Exercise.
Every line below that contains "China" is to be copied.
-------- Recorded information --------
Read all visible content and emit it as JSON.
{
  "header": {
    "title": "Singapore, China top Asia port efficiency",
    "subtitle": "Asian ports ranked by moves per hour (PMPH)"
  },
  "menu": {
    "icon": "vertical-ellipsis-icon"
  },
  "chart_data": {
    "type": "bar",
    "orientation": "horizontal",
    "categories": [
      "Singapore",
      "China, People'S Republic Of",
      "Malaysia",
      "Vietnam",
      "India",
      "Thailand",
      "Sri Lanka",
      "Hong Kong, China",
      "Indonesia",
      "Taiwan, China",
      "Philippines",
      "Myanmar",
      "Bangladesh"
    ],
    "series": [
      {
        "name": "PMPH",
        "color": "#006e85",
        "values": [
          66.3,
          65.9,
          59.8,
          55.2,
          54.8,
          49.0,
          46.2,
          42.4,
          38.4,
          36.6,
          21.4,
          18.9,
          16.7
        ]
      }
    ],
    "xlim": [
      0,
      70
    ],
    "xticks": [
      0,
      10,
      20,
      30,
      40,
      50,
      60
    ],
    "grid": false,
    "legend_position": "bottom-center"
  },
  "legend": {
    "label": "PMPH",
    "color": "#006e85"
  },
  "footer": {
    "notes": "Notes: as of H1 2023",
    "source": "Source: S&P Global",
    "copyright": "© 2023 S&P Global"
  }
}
--------
-------- Recorded information --------
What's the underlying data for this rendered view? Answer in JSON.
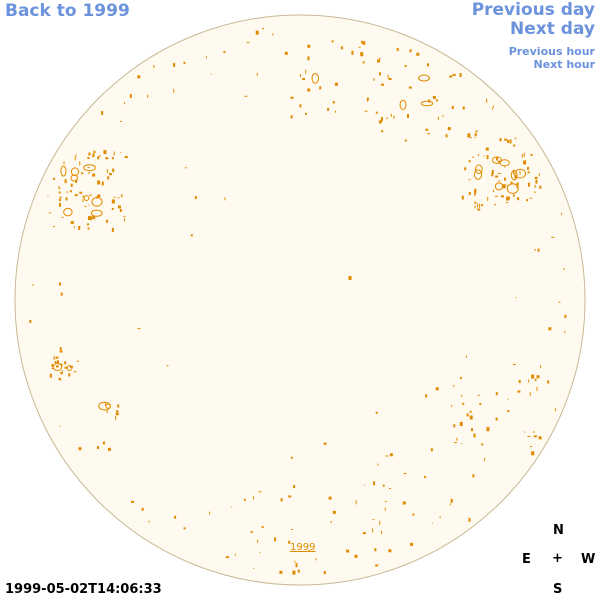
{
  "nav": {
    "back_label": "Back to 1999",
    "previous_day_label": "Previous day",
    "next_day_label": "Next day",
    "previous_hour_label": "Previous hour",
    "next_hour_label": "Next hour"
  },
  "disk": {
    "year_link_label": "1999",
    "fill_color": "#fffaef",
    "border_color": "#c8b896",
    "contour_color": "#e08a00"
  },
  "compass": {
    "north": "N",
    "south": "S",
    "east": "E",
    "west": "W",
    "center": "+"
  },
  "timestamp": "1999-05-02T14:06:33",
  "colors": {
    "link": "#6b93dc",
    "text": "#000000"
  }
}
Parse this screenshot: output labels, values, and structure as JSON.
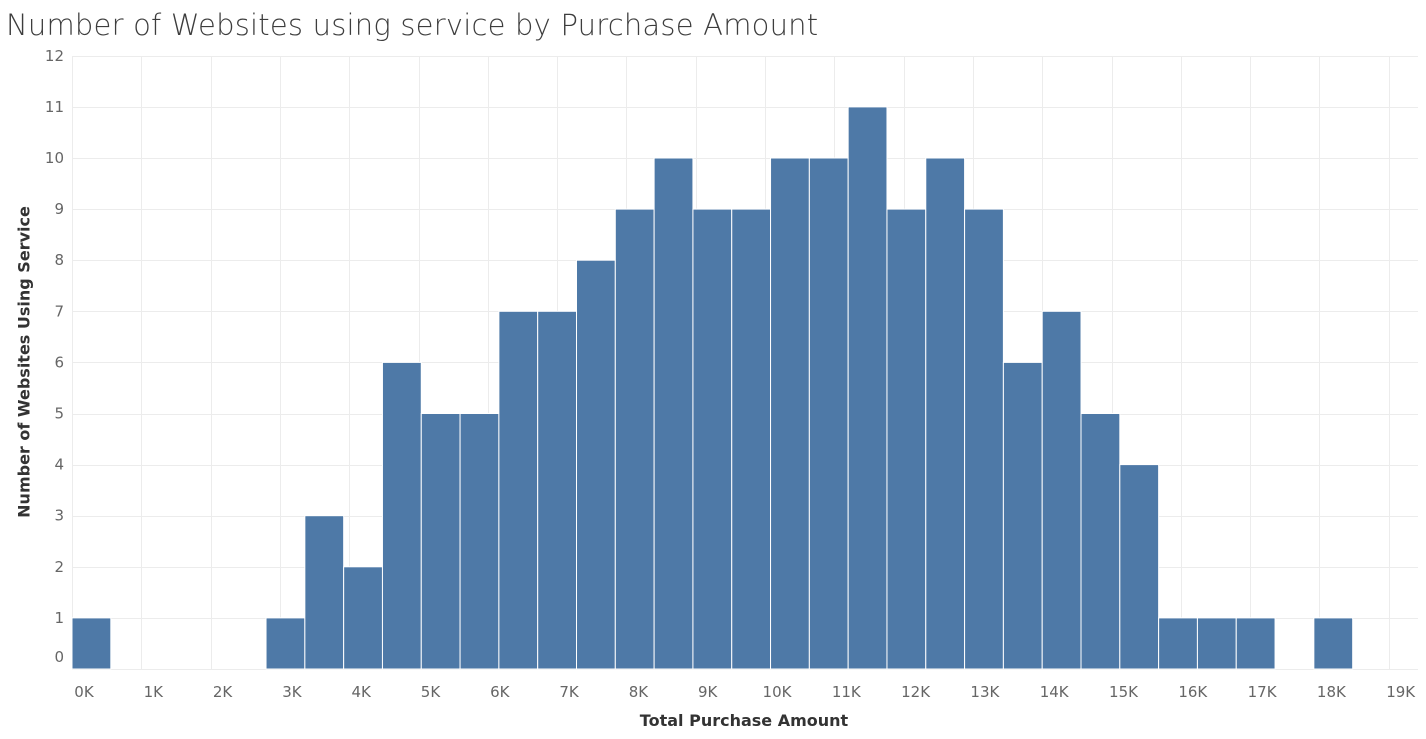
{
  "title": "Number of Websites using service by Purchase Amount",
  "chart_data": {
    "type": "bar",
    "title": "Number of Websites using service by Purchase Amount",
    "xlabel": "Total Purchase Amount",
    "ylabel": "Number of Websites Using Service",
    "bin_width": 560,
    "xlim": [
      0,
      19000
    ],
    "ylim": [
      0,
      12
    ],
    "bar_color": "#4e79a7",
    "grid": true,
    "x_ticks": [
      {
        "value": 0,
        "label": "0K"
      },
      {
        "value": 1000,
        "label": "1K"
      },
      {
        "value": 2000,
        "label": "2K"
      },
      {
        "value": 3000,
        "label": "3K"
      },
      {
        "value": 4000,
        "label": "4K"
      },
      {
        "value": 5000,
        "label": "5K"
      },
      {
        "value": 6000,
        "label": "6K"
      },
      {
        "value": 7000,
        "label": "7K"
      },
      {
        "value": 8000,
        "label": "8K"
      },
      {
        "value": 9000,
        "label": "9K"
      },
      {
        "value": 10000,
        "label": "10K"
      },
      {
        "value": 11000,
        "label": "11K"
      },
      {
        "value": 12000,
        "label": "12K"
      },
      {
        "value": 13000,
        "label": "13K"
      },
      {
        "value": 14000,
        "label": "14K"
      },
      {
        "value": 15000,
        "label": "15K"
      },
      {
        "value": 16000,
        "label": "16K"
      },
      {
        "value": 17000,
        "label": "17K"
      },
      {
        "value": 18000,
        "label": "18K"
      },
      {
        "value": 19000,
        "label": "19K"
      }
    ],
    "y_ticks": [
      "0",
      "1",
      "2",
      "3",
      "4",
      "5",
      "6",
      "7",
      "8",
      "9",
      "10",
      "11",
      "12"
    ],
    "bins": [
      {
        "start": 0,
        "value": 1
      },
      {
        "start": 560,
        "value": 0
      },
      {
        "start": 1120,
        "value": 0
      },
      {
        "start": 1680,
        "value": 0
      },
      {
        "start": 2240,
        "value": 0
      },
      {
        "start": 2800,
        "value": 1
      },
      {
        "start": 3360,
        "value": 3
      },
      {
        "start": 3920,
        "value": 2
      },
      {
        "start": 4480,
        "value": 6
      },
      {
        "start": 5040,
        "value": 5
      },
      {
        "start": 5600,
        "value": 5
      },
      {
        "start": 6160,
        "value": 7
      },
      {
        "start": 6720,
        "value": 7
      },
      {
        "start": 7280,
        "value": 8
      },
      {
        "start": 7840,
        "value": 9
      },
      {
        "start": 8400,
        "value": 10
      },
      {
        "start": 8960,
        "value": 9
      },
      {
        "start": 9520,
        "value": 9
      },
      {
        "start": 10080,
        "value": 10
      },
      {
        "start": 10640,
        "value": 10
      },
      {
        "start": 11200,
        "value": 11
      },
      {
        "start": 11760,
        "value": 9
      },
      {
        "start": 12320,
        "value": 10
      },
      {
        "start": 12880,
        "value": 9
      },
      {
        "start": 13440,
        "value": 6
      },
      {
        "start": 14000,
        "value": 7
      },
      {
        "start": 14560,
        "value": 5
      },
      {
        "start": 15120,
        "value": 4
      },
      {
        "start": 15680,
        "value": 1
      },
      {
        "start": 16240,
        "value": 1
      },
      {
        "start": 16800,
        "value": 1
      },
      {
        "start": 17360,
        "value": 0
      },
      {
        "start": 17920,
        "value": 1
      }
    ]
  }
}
--------
Problem solution.
    "title": "Singapore, China top Asia port efficiency",
      "China, People'S Republic Of",
      "Hong Kong, China",
      "Taiwan, China",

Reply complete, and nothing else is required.